## THE EXERCISE
Below are the entries; count the lines in them that contain the word "ведення" and give only the number.

[Records]
START

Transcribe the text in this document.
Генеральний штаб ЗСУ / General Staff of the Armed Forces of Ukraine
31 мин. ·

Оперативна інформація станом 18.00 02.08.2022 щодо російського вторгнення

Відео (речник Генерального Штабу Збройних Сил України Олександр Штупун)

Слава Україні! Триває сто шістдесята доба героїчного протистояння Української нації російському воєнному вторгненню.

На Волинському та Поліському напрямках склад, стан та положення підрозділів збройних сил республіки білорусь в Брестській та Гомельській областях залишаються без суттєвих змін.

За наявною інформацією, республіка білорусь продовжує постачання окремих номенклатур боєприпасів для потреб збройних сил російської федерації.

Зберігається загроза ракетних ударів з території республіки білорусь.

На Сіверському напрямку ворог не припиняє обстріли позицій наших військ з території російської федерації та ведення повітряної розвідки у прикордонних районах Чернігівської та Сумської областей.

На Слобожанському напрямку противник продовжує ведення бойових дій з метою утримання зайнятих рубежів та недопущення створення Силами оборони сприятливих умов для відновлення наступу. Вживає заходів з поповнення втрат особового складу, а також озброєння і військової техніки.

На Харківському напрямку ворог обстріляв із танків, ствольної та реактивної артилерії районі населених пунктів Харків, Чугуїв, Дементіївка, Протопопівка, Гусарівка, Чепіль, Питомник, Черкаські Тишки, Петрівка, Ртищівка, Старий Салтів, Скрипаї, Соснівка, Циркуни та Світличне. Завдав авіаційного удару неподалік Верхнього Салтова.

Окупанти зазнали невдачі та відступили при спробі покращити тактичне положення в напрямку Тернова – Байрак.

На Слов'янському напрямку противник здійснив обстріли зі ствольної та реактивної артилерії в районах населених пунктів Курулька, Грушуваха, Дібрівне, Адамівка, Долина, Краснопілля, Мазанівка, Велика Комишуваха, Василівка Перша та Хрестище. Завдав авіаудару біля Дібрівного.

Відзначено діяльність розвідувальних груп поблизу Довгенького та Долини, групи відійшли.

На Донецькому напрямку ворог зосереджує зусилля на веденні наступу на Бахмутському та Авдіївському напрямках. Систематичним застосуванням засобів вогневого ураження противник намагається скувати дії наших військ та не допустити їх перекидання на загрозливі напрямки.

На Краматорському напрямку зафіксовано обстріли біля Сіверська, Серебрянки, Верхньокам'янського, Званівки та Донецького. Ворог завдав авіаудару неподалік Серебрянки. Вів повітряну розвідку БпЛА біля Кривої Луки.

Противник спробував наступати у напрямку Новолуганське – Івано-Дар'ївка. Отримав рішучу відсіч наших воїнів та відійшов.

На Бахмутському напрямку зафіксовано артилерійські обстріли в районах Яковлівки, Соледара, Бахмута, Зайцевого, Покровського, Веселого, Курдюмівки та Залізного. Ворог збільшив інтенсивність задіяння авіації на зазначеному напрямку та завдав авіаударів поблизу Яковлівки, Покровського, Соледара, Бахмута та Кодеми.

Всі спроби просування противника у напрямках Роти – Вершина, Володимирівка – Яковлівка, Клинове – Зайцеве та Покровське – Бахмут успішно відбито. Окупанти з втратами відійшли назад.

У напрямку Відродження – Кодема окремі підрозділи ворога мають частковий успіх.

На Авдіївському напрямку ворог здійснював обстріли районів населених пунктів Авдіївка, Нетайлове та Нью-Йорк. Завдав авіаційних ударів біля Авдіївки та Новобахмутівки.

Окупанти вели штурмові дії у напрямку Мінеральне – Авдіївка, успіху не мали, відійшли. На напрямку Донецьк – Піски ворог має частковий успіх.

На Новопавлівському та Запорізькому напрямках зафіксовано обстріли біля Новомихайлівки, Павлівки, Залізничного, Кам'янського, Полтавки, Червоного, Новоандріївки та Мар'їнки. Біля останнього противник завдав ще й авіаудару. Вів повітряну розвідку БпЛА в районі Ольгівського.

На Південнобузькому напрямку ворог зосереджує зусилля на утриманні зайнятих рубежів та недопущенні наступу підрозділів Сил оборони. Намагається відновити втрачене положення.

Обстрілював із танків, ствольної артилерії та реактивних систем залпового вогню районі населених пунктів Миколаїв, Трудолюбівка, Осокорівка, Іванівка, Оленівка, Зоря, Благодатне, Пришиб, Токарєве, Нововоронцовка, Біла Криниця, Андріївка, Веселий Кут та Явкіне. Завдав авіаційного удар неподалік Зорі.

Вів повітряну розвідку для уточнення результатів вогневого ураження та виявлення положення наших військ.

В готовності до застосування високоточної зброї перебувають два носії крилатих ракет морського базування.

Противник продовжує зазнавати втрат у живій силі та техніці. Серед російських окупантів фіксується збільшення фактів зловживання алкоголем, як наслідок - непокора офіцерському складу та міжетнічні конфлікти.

END

## ANSWER IN FULL
2